__What is needed__: Separate out the lines that hold "Expansion".

__Supplied data__:
----

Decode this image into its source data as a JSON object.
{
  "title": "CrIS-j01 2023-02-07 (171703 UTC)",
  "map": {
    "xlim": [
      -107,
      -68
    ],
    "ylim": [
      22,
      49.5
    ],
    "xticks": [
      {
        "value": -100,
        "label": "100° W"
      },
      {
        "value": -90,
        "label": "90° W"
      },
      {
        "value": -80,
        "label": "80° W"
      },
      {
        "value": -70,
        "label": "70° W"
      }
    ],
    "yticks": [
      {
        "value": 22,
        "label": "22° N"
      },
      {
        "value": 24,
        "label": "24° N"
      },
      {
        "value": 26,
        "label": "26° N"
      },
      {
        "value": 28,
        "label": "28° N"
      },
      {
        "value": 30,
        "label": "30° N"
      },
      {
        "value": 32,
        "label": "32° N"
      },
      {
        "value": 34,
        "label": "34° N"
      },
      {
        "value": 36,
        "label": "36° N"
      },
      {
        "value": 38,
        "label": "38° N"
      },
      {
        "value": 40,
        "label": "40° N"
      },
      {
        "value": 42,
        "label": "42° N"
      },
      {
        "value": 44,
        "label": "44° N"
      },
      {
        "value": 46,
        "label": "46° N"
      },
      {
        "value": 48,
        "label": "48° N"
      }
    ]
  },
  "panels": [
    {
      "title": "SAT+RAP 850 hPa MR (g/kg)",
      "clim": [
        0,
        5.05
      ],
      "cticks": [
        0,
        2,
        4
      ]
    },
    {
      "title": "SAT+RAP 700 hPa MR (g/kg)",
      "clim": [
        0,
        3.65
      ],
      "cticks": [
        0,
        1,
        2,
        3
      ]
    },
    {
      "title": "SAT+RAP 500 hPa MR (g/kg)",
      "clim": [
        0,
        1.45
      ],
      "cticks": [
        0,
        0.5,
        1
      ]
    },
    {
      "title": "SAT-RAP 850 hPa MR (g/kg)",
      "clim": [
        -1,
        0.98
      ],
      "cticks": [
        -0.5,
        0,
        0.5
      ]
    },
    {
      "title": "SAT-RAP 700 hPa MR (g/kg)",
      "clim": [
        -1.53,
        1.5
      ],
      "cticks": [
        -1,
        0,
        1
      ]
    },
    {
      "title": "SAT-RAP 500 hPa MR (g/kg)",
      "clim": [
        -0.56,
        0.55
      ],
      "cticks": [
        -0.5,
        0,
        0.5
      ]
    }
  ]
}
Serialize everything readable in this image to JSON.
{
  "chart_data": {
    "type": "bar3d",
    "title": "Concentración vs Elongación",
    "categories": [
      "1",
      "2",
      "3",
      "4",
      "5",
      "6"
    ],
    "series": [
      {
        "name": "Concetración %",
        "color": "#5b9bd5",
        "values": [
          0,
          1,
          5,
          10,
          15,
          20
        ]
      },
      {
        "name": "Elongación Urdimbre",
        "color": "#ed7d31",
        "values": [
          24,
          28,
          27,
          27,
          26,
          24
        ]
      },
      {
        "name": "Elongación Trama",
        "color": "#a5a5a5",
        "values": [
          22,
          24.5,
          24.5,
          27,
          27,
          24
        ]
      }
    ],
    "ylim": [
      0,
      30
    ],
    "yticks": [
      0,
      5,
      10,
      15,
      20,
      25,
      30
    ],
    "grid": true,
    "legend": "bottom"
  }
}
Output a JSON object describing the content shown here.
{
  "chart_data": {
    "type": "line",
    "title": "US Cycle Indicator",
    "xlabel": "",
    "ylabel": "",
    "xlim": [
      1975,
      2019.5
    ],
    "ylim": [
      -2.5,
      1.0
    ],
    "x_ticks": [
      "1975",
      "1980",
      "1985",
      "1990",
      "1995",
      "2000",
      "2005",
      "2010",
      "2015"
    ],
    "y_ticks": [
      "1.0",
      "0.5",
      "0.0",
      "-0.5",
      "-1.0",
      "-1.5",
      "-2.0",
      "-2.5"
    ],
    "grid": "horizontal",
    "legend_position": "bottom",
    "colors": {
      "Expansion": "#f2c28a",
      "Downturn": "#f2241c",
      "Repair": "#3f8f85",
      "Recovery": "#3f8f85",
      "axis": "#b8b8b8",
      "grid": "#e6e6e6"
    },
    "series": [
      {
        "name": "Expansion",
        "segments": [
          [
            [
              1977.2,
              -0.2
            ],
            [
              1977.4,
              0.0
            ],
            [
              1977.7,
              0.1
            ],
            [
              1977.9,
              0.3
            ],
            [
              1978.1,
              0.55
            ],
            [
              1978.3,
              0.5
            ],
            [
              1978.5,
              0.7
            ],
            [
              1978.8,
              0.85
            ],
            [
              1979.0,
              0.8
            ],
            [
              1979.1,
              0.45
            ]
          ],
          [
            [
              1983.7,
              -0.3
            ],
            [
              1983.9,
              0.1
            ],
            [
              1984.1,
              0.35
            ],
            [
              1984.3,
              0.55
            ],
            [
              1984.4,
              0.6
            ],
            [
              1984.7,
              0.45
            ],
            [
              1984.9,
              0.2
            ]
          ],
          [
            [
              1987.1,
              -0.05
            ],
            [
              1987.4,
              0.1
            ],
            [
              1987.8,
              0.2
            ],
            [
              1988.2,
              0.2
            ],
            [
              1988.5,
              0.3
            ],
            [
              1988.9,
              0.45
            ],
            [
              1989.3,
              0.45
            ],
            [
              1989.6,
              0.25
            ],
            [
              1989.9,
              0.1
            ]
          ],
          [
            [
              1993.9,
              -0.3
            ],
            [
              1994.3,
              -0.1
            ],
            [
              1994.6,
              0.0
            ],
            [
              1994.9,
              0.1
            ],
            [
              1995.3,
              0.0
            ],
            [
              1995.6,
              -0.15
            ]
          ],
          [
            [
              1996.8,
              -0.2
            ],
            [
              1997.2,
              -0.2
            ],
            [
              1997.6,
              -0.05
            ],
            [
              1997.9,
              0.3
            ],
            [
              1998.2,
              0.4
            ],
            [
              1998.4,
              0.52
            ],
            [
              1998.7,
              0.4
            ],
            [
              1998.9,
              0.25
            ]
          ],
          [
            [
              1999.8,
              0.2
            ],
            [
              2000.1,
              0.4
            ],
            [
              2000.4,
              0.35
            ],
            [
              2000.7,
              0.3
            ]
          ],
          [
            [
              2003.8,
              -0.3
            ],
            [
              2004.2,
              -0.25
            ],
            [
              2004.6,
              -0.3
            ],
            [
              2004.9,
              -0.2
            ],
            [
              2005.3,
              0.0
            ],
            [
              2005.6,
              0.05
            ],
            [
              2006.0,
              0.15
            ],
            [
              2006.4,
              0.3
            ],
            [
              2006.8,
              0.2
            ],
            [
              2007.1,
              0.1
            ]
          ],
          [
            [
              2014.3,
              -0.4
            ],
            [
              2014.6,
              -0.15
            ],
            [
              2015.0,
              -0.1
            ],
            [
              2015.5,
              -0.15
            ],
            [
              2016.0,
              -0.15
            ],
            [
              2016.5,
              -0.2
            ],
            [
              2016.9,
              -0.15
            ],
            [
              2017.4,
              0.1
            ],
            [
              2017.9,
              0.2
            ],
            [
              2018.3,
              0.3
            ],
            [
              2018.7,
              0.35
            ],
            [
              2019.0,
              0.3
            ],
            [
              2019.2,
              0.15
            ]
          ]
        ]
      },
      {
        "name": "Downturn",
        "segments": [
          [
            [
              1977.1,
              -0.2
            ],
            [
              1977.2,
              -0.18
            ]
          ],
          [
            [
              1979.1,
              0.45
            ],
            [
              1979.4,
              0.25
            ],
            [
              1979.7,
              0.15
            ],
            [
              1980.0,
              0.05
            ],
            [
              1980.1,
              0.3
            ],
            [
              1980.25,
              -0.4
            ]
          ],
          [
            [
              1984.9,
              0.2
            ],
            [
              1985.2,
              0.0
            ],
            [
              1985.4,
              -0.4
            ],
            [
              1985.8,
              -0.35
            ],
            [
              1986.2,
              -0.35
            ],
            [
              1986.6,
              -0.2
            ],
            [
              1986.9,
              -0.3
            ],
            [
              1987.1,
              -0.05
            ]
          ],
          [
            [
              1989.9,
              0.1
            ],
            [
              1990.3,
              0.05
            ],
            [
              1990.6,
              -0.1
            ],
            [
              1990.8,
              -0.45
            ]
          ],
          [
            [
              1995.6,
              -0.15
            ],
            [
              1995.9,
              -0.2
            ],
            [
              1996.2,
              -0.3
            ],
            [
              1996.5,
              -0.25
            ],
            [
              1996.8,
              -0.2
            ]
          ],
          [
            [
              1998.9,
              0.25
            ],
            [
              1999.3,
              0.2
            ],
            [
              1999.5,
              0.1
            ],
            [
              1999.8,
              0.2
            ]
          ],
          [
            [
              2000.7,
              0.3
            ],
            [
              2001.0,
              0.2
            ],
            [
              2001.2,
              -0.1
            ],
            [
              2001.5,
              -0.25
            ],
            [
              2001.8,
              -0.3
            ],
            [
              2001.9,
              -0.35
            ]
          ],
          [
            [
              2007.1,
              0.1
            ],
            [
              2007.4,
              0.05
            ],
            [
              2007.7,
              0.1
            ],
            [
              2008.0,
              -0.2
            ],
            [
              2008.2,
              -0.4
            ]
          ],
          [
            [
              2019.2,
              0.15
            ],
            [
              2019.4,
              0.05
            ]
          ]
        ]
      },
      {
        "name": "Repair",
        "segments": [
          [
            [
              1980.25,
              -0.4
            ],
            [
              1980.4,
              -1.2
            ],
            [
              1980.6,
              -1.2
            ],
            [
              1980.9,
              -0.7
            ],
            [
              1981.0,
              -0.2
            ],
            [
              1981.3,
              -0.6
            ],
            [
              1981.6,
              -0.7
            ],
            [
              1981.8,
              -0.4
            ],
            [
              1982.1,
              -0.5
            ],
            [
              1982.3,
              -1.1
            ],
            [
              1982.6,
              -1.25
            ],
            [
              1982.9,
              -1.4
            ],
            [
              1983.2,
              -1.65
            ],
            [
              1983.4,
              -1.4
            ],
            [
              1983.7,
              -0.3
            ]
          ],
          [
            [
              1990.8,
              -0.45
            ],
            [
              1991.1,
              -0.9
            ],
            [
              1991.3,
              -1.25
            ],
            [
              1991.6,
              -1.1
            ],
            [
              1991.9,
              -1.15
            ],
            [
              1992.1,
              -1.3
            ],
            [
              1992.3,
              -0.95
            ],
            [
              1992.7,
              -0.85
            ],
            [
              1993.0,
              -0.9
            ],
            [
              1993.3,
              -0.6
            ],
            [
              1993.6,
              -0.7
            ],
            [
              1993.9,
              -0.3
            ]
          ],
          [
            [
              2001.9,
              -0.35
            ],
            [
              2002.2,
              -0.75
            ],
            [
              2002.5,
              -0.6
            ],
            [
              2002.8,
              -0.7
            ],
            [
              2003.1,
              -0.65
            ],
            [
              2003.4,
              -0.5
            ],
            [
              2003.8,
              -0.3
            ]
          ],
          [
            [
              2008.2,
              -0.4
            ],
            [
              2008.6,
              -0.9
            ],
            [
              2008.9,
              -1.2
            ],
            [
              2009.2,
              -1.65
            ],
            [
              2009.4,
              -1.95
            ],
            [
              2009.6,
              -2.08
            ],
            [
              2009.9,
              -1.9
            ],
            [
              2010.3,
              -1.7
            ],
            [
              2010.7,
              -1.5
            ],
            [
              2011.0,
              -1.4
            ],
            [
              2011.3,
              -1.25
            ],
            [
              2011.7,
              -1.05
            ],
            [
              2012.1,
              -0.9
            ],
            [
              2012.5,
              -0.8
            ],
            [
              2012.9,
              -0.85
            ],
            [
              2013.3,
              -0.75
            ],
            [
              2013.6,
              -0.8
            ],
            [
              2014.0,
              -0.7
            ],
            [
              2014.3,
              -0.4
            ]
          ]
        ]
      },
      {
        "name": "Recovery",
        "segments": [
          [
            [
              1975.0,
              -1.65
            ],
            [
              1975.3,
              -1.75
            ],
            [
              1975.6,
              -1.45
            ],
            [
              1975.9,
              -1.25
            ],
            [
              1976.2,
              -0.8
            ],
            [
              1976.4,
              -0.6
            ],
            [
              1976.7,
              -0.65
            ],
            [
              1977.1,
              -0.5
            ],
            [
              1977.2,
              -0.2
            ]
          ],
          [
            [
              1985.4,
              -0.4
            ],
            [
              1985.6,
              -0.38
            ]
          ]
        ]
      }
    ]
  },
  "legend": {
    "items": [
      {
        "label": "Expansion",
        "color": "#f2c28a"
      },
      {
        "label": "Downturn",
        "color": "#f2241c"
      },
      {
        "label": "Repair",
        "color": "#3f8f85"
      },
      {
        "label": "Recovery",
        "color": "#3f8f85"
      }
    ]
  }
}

----

__Reply to the task__:
      "Expansion": "#f2c28a",
        "name": "Expansion",
        "label": "Expansion",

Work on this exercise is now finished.